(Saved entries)
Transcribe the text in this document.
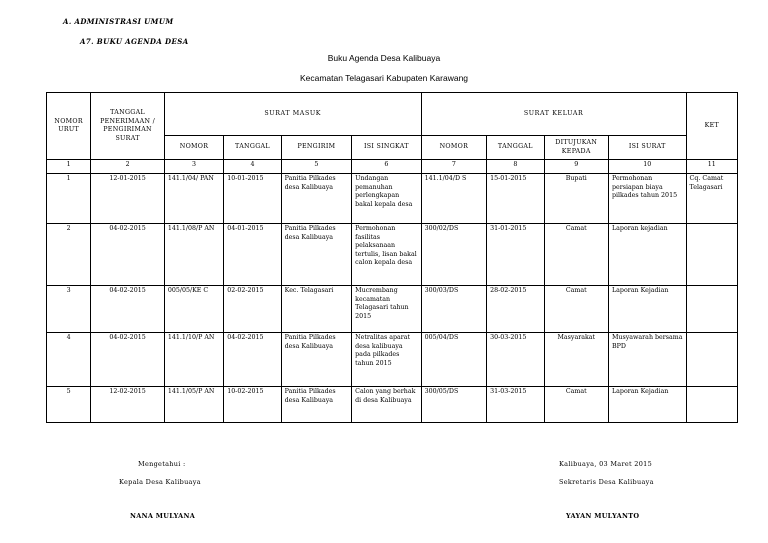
A. ADMINISTRASI UMUM
A7. BUKU AGENDA DESA
Buku Agenda Desa Kalibuaya
Kecamatan Telagasari Kabupaten Karawang
NOMOR URUT	TANGGAL PENERIMAAN / PENGIRIMAN SURAT	SURAT MASUK				SURAT KELUAR				KET
		NOMOR	TANGGAL	PENGIRIM	ISI SINGKAT	NOMOR	TANGGAL	DITUJUKAN KEPADA	ISI SURAT	
1	2	3	4	5	6	7	8	9	10	11
1	12-01-2015	141.1/04/ PAN	10-01-2015	Panitia Pilkades desa Kalibuaya	Undangan pemanuhan perlengkapan bakal kepala desa	141.1/04/D S	15-01-2015	Bupati	Permohonan persiapan biaya pilkades tahun 2015	Cq. Camat Telagasari
2	04-02-2015	141.1/08/P AN	04-01-2015	Panitia Pilkades desa Kalibuaya	Permohonan fasilitas pelaksanaan tertulis, lisan bakal calon kepala desa	300/02/DS	31-01-2015	Camat	Laporan kejadian	
3	04-02-2015	005/05/KE C	02-02-2015	Kec. Telagasari	Mucrembang kecamatan Telagasari tahun 2015	300/03/DS	28-02-2015	Camat	Laporan Kejadian	
4	04-02-2015	141.1/10/P AN	04-02-2015	Panitia Pilkades desa Kalibuaya	Netralitas aparat desa kalibuaya pada pilkades tahun 2015	005/04/DS	30-03-2015	Masyarakat	Musyawarah bersama BPD	
5	12-02-2015	141.1/05/P AN	10-02-2015	Panitia Pilkades desa Kalibuaya	Calon yang berhak di desa Kalibuaya	300/05/DS	31-03-2015	Camat	Laporan Kejadian	
Mengetahui :
Kepala Desa Kalibuaya
NANA MULYANA
Kalibuaya, 03 Maret 2015
Sekretaris Desa Kalibuaya
YAYAN MULYANTO
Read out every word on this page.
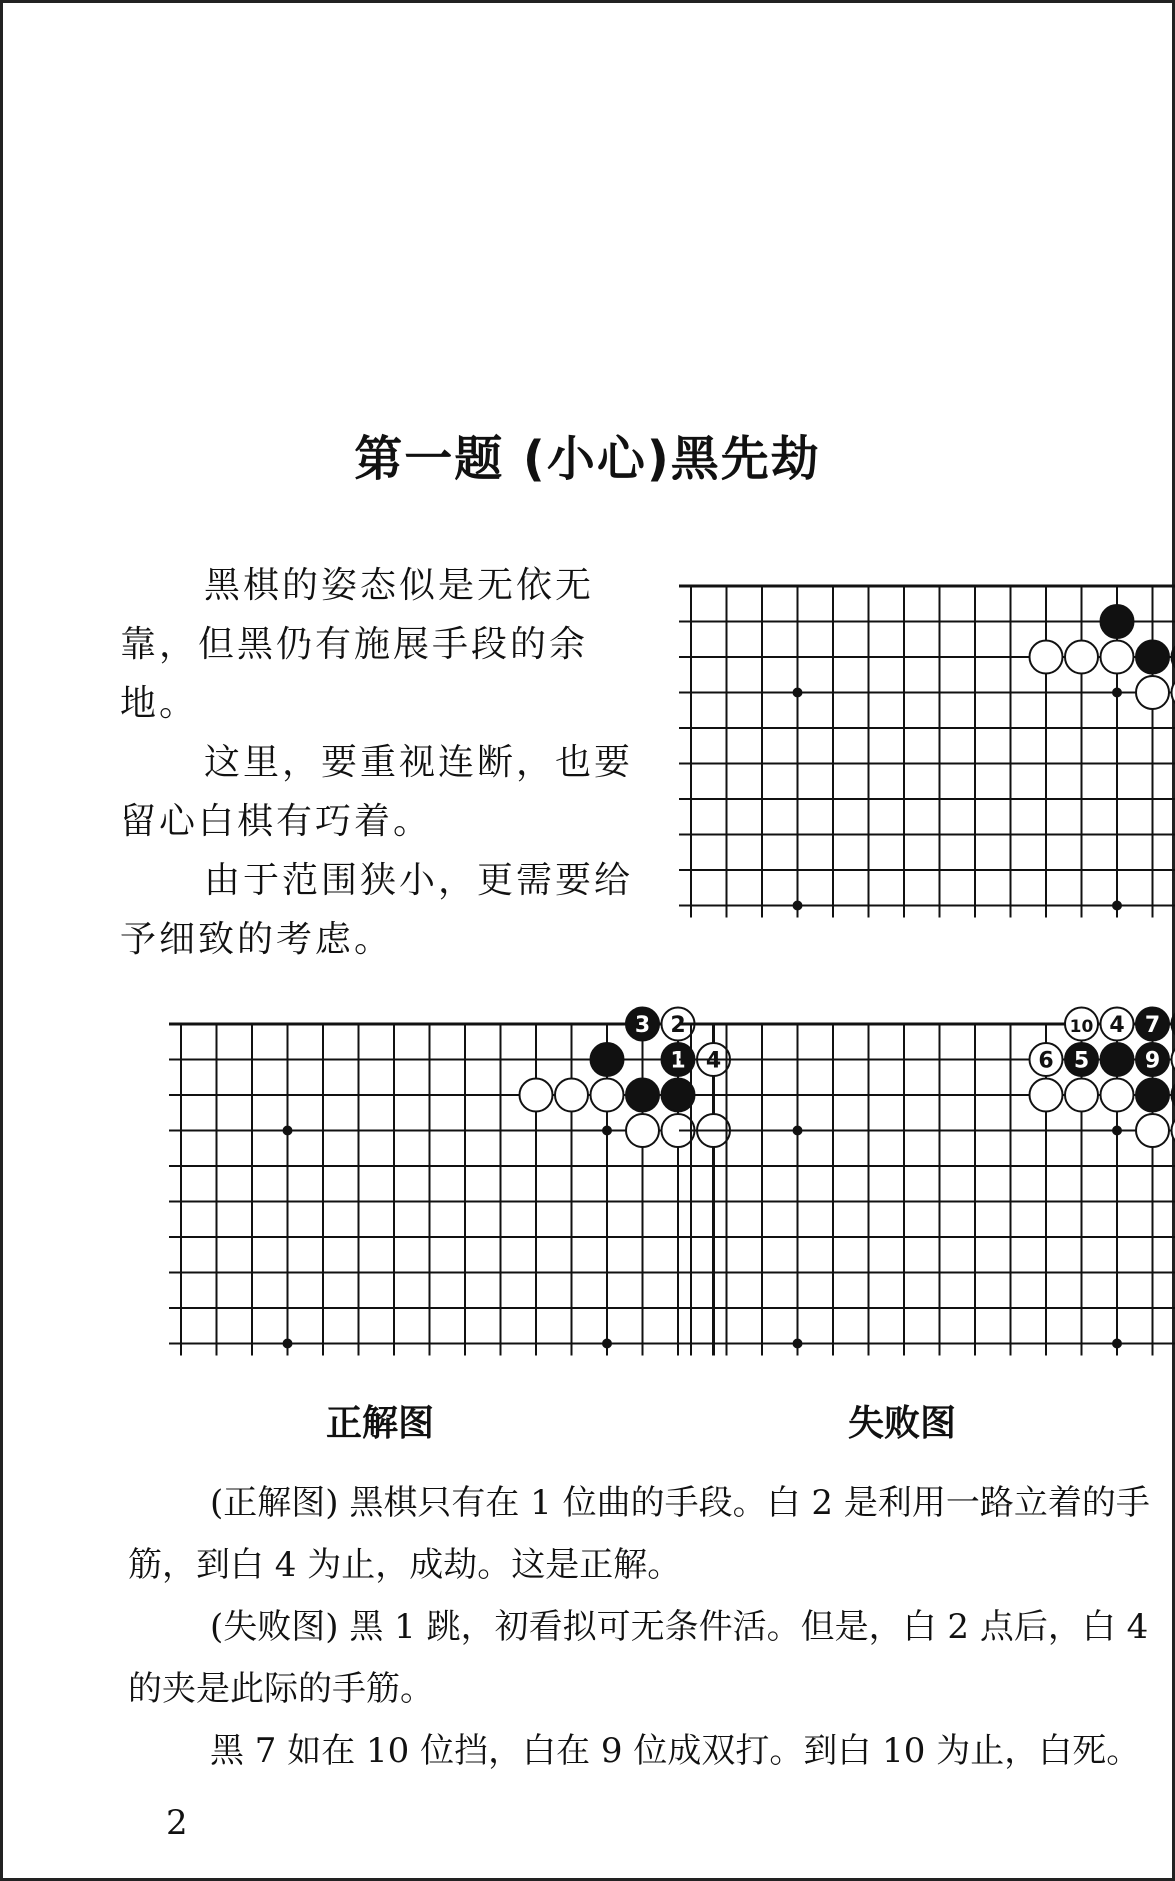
第一题 (小心)黑先劫

黑棋的姿态似是无依无靠，但黑仍有施展手段的余地。

这里，要重视连断，也要留心白棋有巧着。

由于范围狭小，更需要给予细致的考虑。

3 2
1 4
10 4 7
6 5	9
正解图	失败图

(正解图) 黑棋只有在 1 位曲的手段。白 2 是利用一路立着的手筋，到白 4 为止，成劫。这是正解。

(失败图) 黑 1 跳，初看拟可无条件活。但是，白 2 点后，白 4 的夹是此际的手筋。

黑 7 如在 10 位挡，白在 9 位成双打。到白 10 为止，白死。

2
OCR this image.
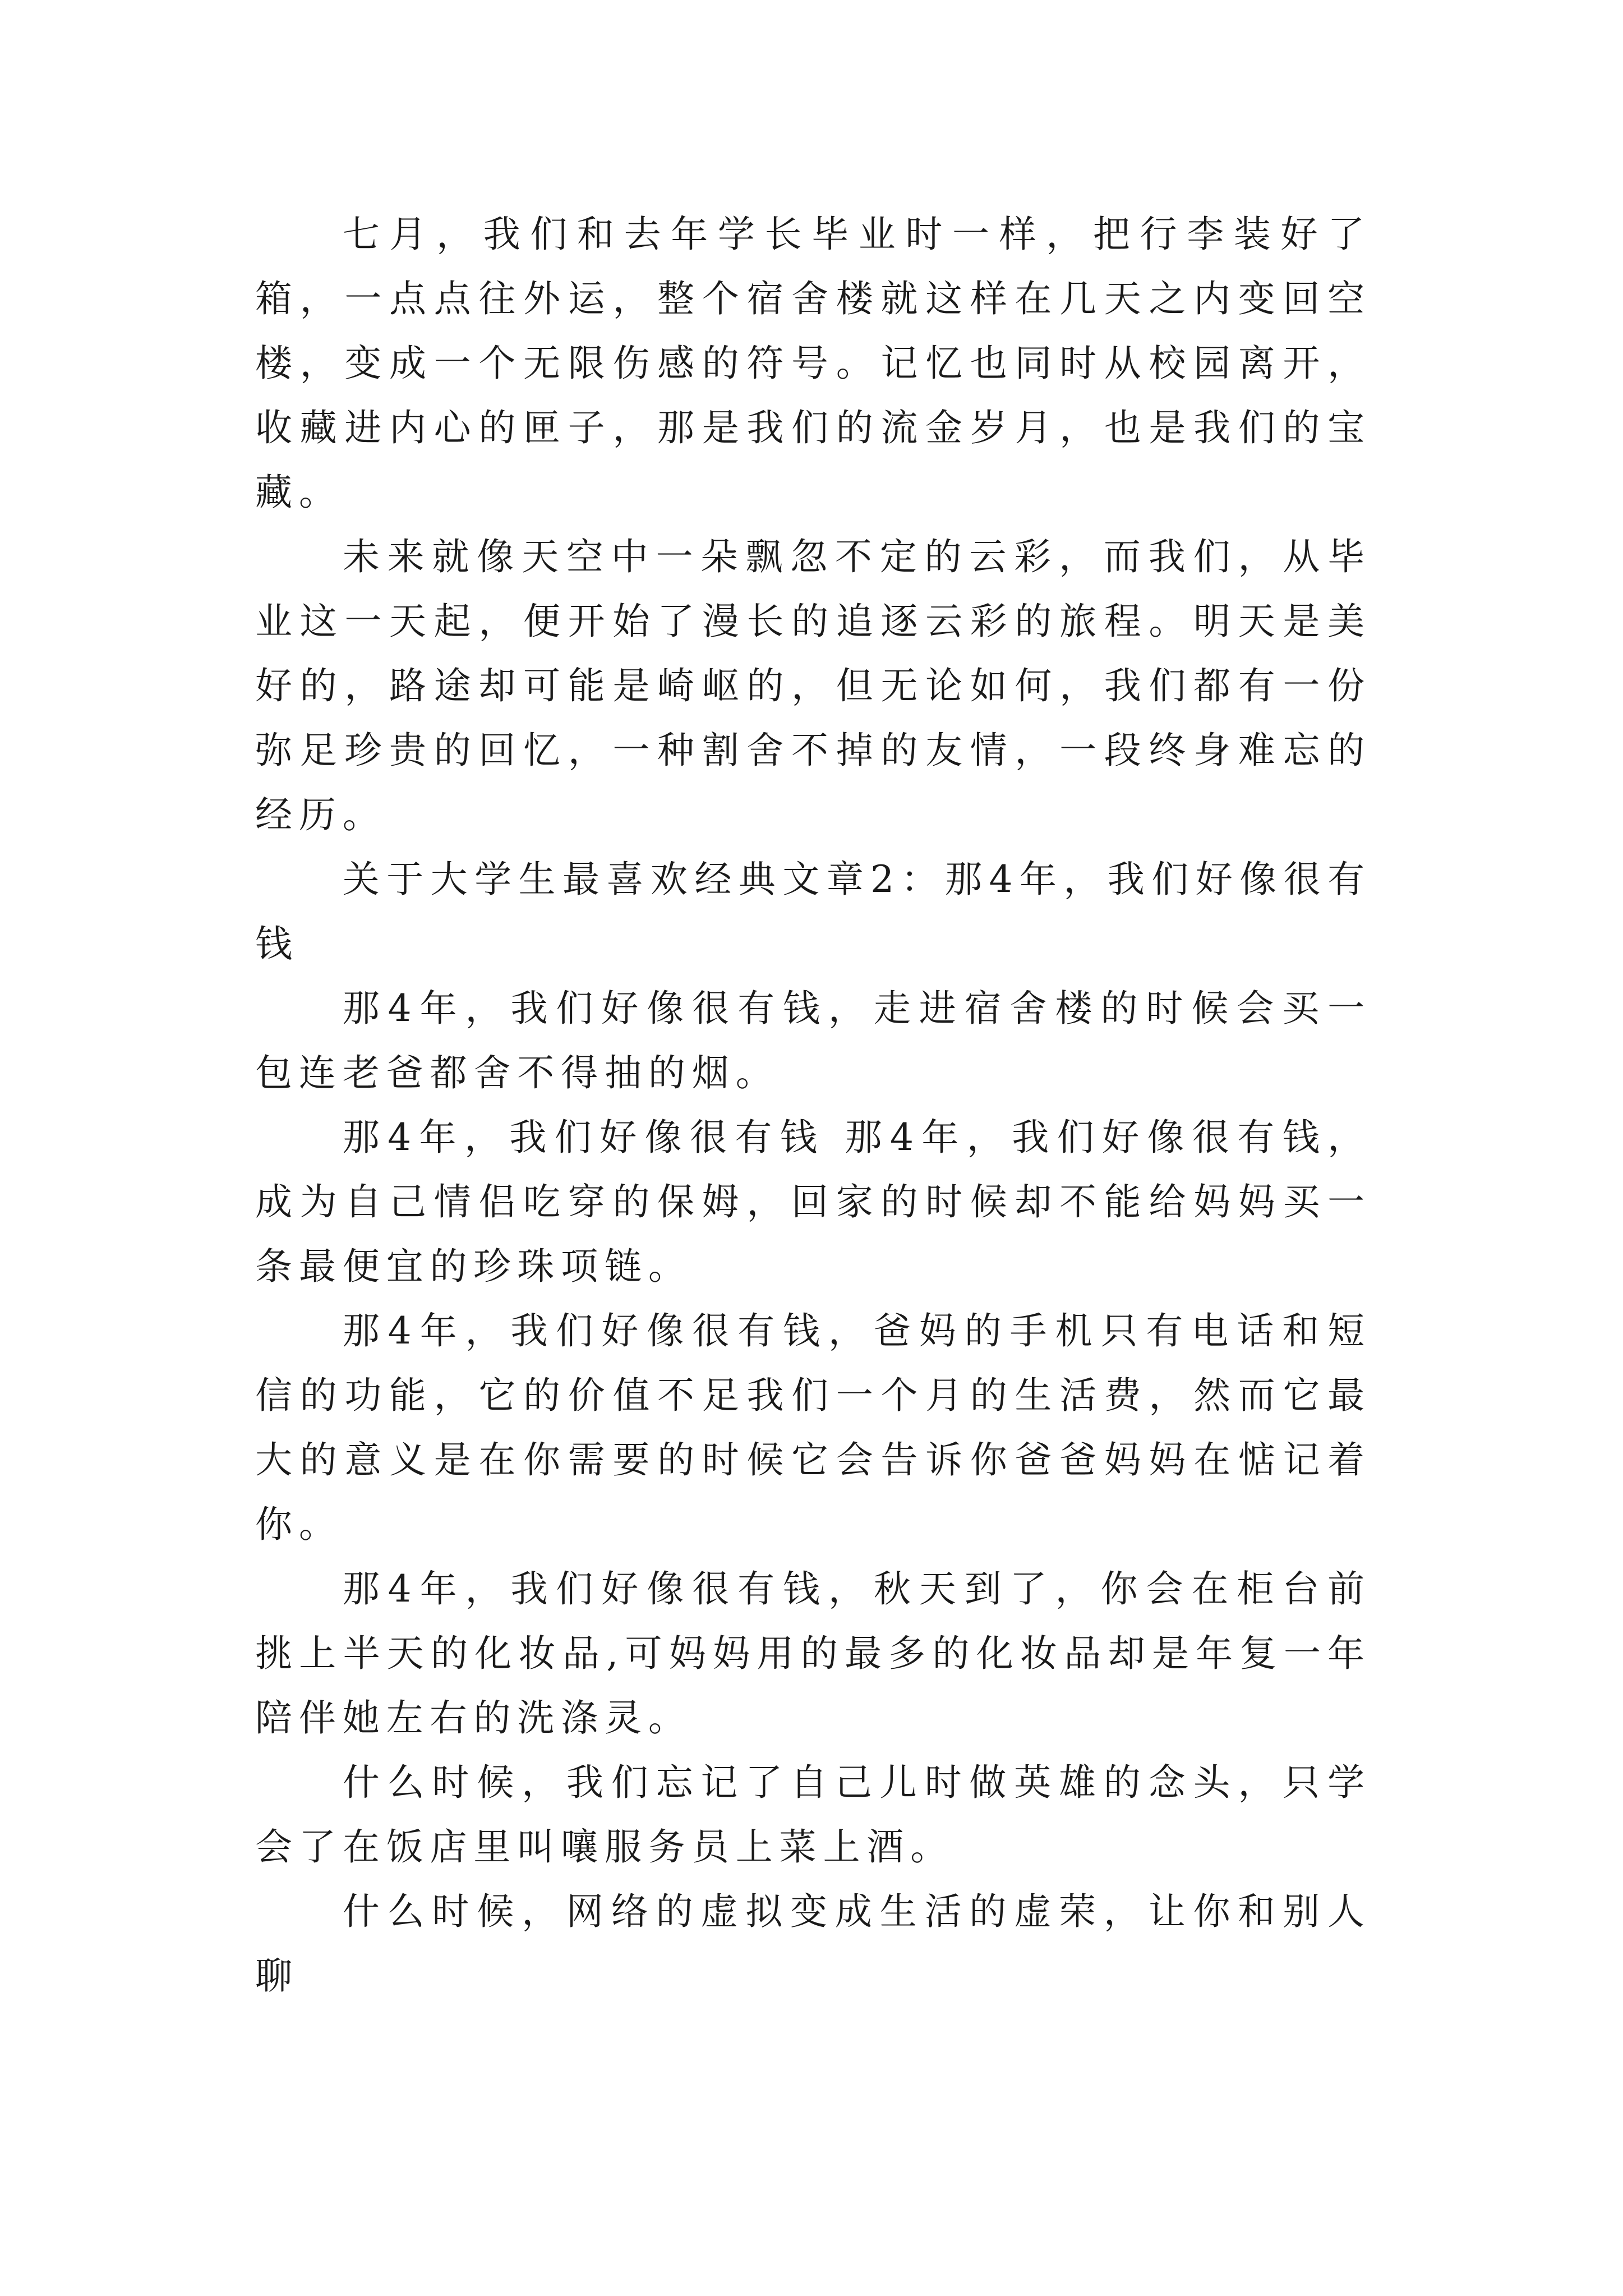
七月，我们和去年学长毕业时一样，把行李装好了箱，一点点往外运，整个宿舍楼就这样在几天之内变回空楼，变成一个无限伤感的符号。记忆也同时从校园离开，收藏进内心的匣子，那是我们的流金岁月，也是我们的宝藏。

未来就像天空中一朵飘忽不定的云彩，而我们，从毕业这一天起，便开始了漫长的追逐云彩的旅程。明天是美好的，路途却可能是崎岖的，但无论如何，我们都有一份弥足珍贵的回忆，一种割舍不掉的友情，一段终身难忘的经历。

关于大学生最喜欢经典文章2：那4年，我们好像很有钱

那4年，我们好像很有钱，走进宿舍楼的时候会买一包连老爸都舍不得抽的烟。

那4年，我们好像很有钱 那4年，我们好像很有钱，成为自己情侣吃穿的保姆，回家的时候却不能给妈妈买一条最便宜的珍珠项链。

那4年，我们好像很有钱，爸妈的手机只有电话和短信的功能，它的价值不足我们一个月的生活费，然而它最大的意义是在你需要的时候它会告诉你爸爸妈妈在惦记着你。

那4年，我们好像很有钱，秋天到了，你会在柜台前挑上半天的化妆品,可妈妈用的最多的化妆品却是年复一年陪伴她左右的洗涤灵。

什么时候，我们忘记了自己儿时做英雄的念头，只学会了在饭店里叫嚷服务员上菜上酒。

什么时候，网络的虚拟变成生活的虚荣，让你和别人聊
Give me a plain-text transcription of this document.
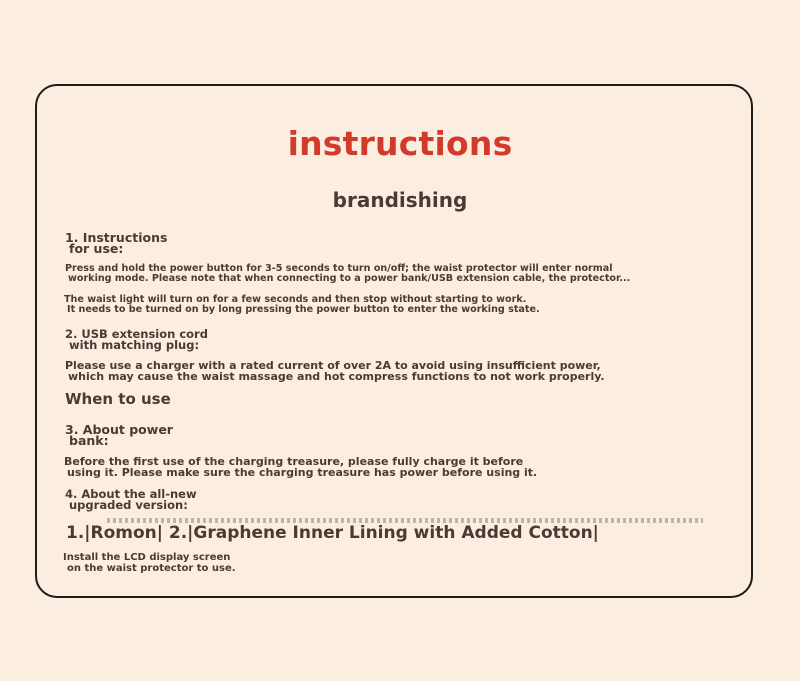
instructions
brandishing
1. Instructions
for use:
Press and hold the power button for 3-5 seconds to turn on/off; the waist protector will enter normal
working mode. Please note that when connecting to a power bank/USB extension cable, the protector...
The waist light will turn on for a few seconds and then stop without starting to work.
It needs to be turned on by long pressing the power button to enter the working state.
2. USB extension cord
with matching plug:
Please use a charger with a rated current of over 2A to avoid using insufficient power,
which may cause the waist massage and hot compress functions to not work properly.
When to use
3. About power
bank:
Before the first use of the charging treasure, please fully charge it before
using it. Please make sure the charging treasure has power before using it.
4. About the all-new
upgraded version:
1.|Romon| 2.|Graphene Inner Lining with Added Cotton|
Install the LCD display screen
on the waist protector to use.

▸ The problem
Your task is to pick out every line with the string "waist" and copy it.

▸ The solution
Press and hold the power button for 3-5 seconds to turn on/off; the waist protector will enter normal
The waist light will turn on for a few seconds and then stop without starting to work.
which may cause the waist massage and hot compress functions to not work properly.
on the waist protector to use.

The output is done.